TEXTE CITÉ:

Guerre en Ukraine : la communauté slave écartelée

Russes, Ukrainiens, Français et autres Slaves se fréquentent depuis 2015 à Poitiers au sein de l’association culturelle et apolitique Kalinka. Ses membres s’efforcent aujourd’hui de resserrer les liens, malgré des points de vue divergents.

Arnault Varanne

Le7.info

Il a d’abord poliment refusé notre demande d’entretien jeudi -« Personnellement, je ne parle pas de politique »- avant de se raviser samedi soir, par SMS. « Si vous êtes toujours intéressé par notre opinion... » Rendez-vous dimanche à 14h, au domicile d’Aleksey et Natalia Vasilyev. Autour de la table, le couple, fondateur de l’association d’amitié franco-russe Kalinka, et sa fille Anastassia, Irina et son mari Charles, ainsi qu’Alix Louis, une Française russophone et dont la 
« fille » adoptive Helena vit à 50km de Kiev. « Chaque pays a fait un pas pour avoir cette guerre », 
estime Natalia. Elle déplore aussi les sanctions qui frappent son pays. « La Russie, ce n’est pas que son gouvernement, c’est la culture, le sport, la science... » Les larmes aux yeux, Irina goûte peu les propos modérés de sa compatriote : « Je suis Russe, je suis en stress. Ce qui se passe est uniquement de la faute de Poutine qui a peur de la démocratie. Tous ses opposants ont été tués ou sont en prison. Ce conflit a déjà fait plus de 3 000 morts ! »

« Je maintiens le contact, c’est difficile mais nécessaire »

Au centre de la table, entre les deux femmes, Alix Louis sort un petit carton sur lequel est inscrit en français et en russe la mention suivante : « Je suis contre la guerre et je ne me tais pas. » 
La position médiane semble rallier tous les suffrages, même si les émotions restent à fleur de peau. Alix invite ses hôtes à montrer dans la rue leur opposition à ce conflit, si possible « avec les drapeaux russe et ukrainien en main ». Comme beaucoup, la sexagénaire s’inquiète pour la sécurité d’Helena, coincée en Ukraine avec son mari. D’un autre côté, elle entretient depuis 2003 une correspondance régulière avec Ludmila, une femme qui habite Iaroslav, ville jumelée avec Poitiers. Ces derniers temps, les échanges entre les deux amies se sont un peu taris. 
« Elle représente ce que la majorité des Russes pensent. Il faut comprendre que la colère des Russes et de Poutine est dirigée contre l’Occident. Je maintiens le contact, c’est difficile mais nécessaire. »

DONNÉES À TRAITER:

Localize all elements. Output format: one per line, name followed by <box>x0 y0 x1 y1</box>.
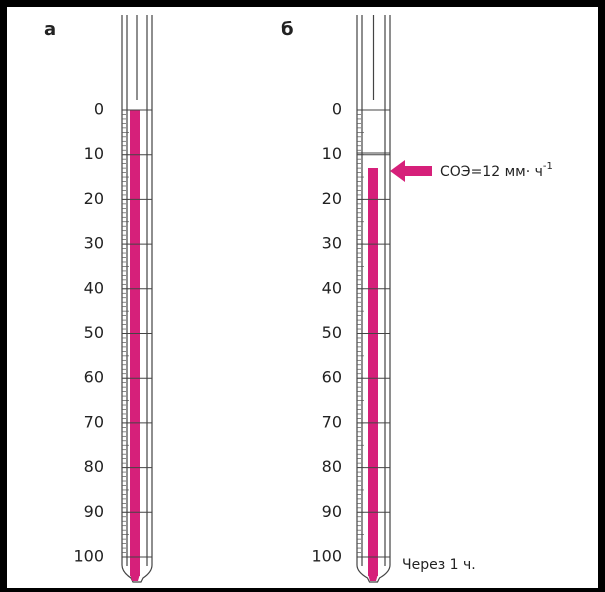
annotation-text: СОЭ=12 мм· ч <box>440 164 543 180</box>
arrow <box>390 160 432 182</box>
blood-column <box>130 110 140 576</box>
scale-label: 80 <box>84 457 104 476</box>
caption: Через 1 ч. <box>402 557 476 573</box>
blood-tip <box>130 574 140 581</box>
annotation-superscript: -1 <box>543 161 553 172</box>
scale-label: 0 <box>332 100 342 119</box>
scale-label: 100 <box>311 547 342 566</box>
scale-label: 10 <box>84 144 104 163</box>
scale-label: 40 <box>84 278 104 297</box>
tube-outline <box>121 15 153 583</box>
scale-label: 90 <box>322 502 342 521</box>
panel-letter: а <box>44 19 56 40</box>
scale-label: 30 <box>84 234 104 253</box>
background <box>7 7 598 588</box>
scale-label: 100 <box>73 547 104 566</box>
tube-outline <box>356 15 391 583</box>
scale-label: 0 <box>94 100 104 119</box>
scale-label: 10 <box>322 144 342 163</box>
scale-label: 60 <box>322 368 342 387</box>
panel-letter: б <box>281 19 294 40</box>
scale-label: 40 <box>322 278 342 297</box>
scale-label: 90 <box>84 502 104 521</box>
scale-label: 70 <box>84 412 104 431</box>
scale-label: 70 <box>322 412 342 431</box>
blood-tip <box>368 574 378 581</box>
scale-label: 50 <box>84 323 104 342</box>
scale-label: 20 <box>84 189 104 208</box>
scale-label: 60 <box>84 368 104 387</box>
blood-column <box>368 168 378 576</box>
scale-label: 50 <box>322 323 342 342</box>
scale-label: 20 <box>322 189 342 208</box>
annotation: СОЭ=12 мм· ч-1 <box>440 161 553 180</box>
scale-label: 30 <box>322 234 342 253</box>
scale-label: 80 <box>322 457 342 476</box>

CONSIGNES DE L'EXERCICE:
- 1) Indiquez, pour chacune des affirmations suivantes, si elle est conforme au texte cité, en répondant par oui ou par non et en citant textuellement les mots du texte qui tranchent. (a) Les membres de l'association Kalinka se fréquentent à Poitiers depuis 2015. (b) Irina approuve les propos modérés de Natalia. (c) Ces derniers temps, les échanges entre Alix et Ludmila se sont intensifiés.
- 2) Mettez sous forme de liste JSON de chaînes, à raison d'une chaîne par ligne et sans les lignes vides, la partie de la liste qui commence par la ligne contenant « annotation-text: СОЭ=12 мм· » et se termine par la ligne contenant « scale-label: 0 <box>332 100 342 119</box> », ces deux lignes comprises.
La liste n'a aucun rapport avec le texte cité.

EXERCICES CORRIGÉS:
- 1)
(a) Oui : « Russes, Ukrainiens, Français et autres Slaves se fréquentent depuis 2015 à Poitiers au sein de l’association culturelle et apolitique Kalinka ».
(b) Non : « Irina goûte peu les propos modérés de sa compatriote ».
(c) Non : « Ces derniers temps, les échanges entre les deux amies se sont un peu taris ».

- 2)
[
  "annotation-text: СОЭ=12 мм· ч <box>440 164 543 180</box>",
  "arrow <box>390 160 432 182</box>",
  "blood-column <box>130 110 140 576</box>",
  "scale-label: 80 <box>84 457 104 476</box>",
  "caption: Через 1 ч. <box>402 557 476 573</box>",
  "blood-tip <box>130 574 140 581</box>",
  "annotation-superscript: -1 <box>543 161 553 172</box>",
  "scale-label: 0 <box>332 100 342 119</box>"
]